• [Data excerpts]
** start **
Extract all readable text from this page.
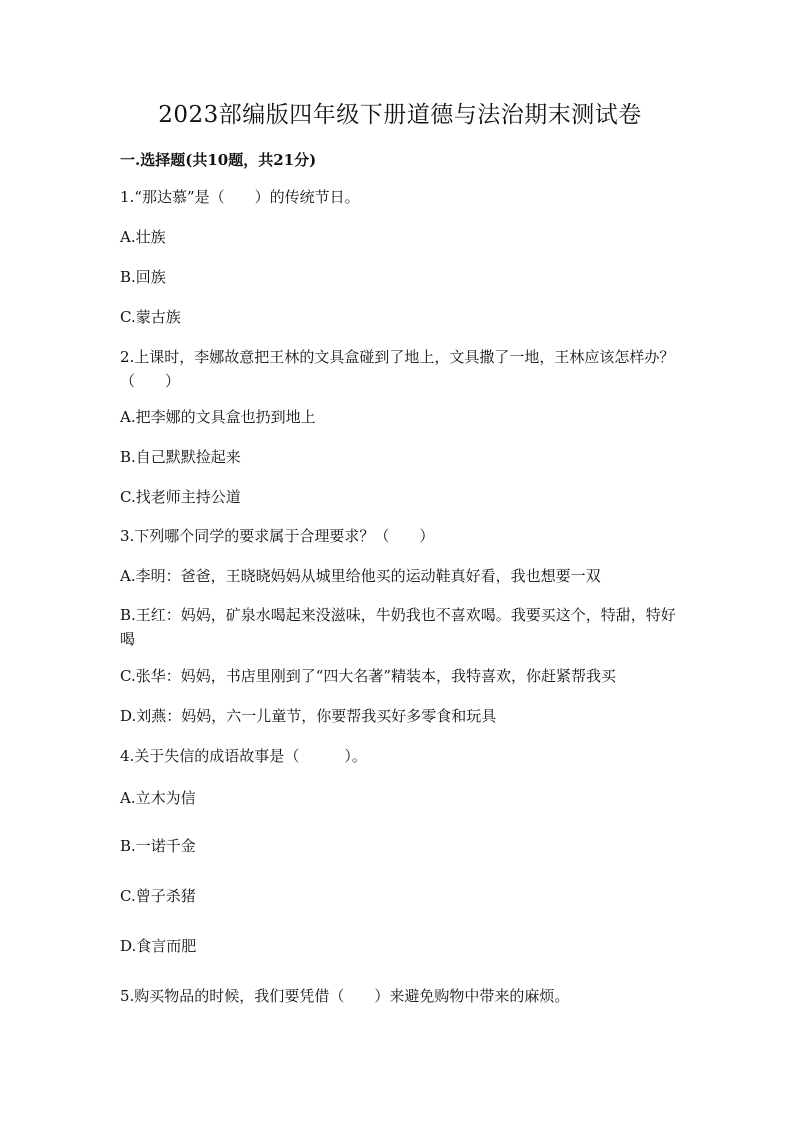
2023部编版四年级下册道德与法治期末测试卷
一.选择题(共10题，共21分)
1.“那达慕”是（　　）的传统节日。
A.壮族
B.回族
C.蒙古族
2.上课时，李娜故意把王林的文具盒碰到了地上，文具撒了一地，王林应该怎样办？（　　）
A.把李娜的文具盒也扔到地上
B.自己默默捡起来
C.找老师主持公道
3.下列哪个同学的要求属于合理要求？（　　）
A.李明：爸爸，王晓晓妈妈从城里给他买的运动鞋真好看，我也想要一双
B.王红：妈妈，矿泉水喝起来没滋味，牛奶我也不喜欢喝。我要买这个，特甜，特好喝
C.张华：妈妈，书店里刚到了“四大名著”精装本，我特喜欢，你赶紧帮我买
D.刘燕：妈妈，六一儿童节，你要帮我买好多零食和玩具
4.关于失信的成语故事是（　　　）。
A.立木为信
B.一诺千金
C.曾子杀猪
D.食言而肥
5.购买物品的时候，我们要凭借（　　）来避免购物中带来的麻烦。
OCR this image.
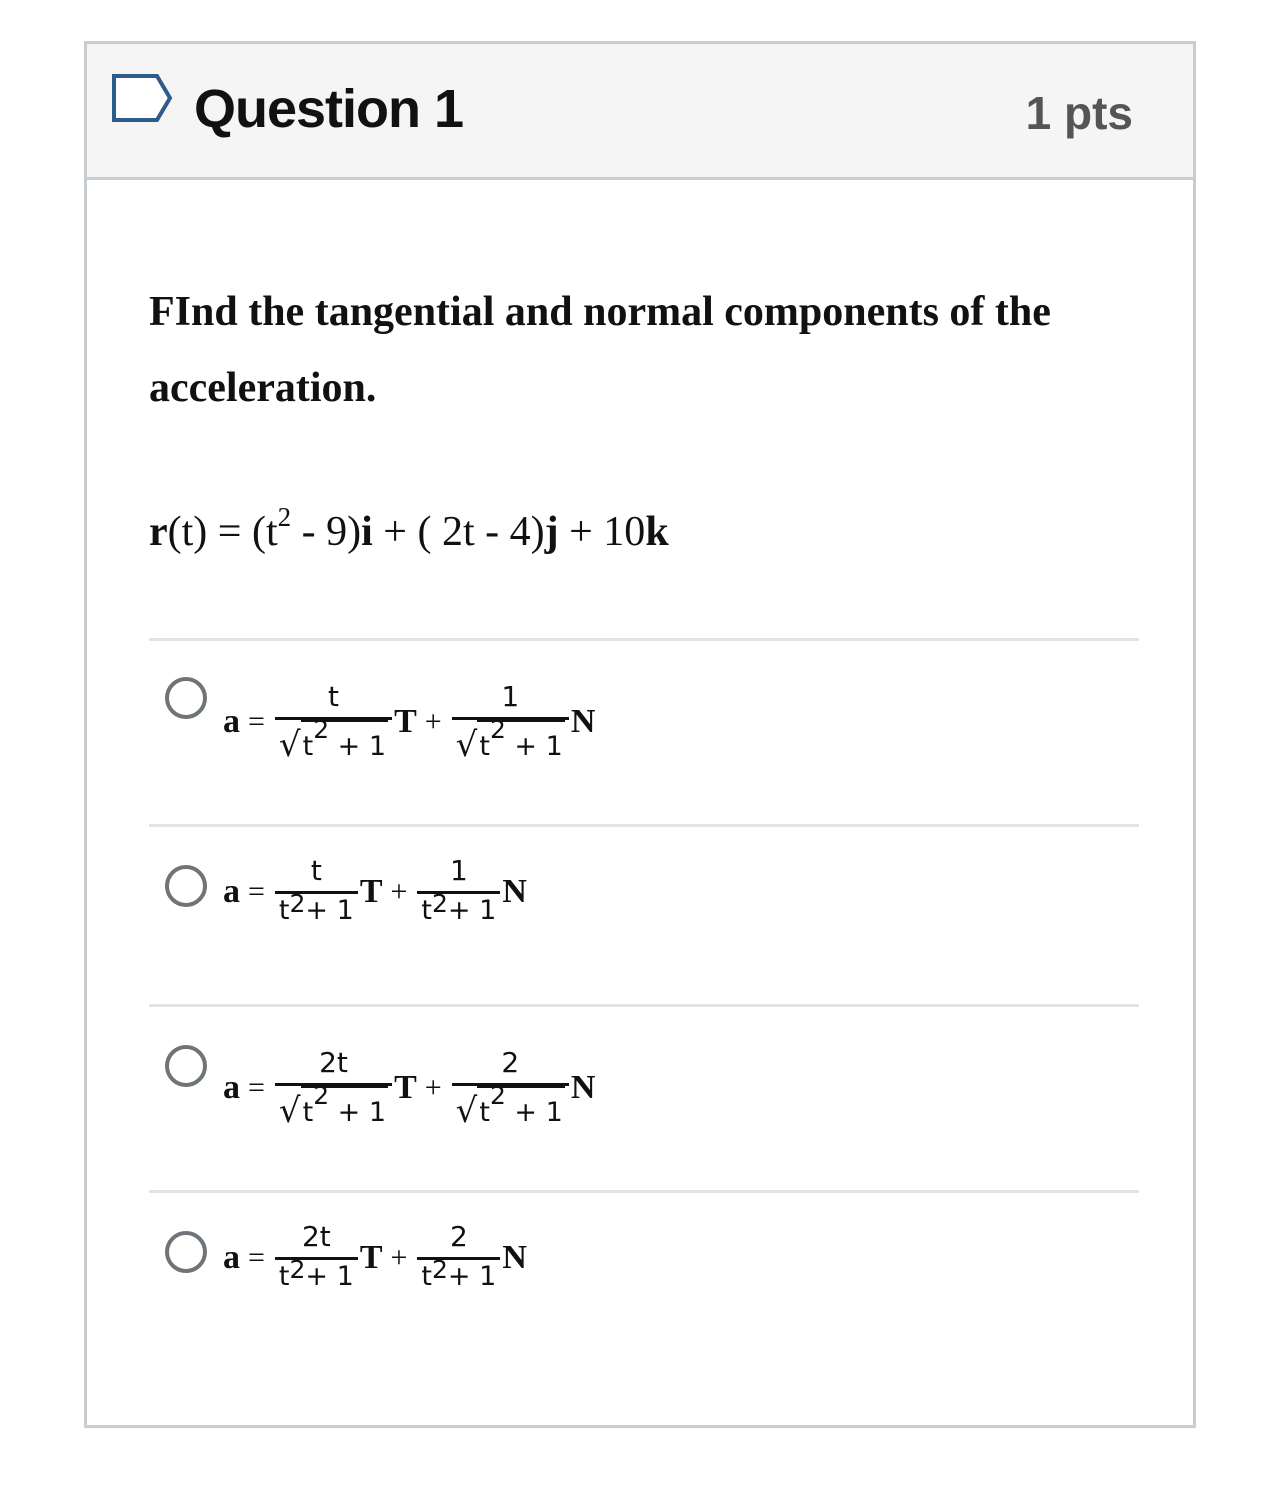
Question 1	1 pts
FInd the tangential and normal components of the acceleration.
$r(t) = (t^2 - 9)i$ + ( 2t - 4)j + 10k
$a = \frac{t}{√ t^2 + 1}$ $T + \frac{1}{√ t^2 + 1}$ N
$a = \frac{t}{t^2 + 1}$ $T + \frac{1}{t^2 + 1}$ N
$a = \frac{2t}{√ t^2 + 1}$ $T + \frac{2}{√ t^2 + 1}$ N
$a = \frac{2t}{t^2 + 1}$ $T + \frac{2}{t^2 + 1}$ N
** end **
• [Given problem] Leave out the pictures and print every line of the data exactly.

• [Task result]
Extract all readable text from this page.
2023部编版四年级下册道德与法治期末测试卷
一.选择题(共10题，共21分)
1.“那达慕”是（　　）的传统节日。
A.壮族
B.回族
C.蒙古族
2.上课时，李娜故意把王林的文具盒碰到了地上，文具撒了一地，王林应该怎样办？（　　）
A.把李娜的文具盒也扔到地上
B.自己默默捡起来
C.找老师主持公道
3.下列哪个同学的要求属于合理要求？（　　）
A.李明：爸爸，王晓晓妈妈从城里给他买的运动鞋真好看，我也想要一双
B.王红：妈妈，矿泉水喝起来没滋味，牛奶我也不喜欢喝。我要买这个，特甜，特好喝
C.张华：妈妈，书店里刚到了“四大名著”精装本，我特喜欢，你赶紧帮我买
D.刘燕：妈妈，六一儿童节，你要帮我买好多零食和玩具
4.关于失信的成语故事是（　　　）。
A.立木为信
B.一诺千金
C.曾子杀猪
D.食言而肥
5.购买物品的时候，我们要凭借（　　）来避免购物中带来的麻烦。
OCR this image.
Question 1	1 pts
FInd the tangential and normal components of the acceleration.
$r(t) = (t^2 - 9)i$ + ( 2t - 4)j + 10k
$a = \frac{t}{√ t^2 + 1}$ $T + \frac{1}{√ t^2 + 1}$ N
$a = \frac{t}{t^2 + 1}$ $T + \frac{1}{t^2 + 1}$ N
$a = \frac{2t}{√ t^2 + 1}$ $T + \frac{2}{√ t^2 + 1}$ N
$a = \frac{2t}{t^2 + 1}$ $T + \frac{2}{t^2 + 1}$ N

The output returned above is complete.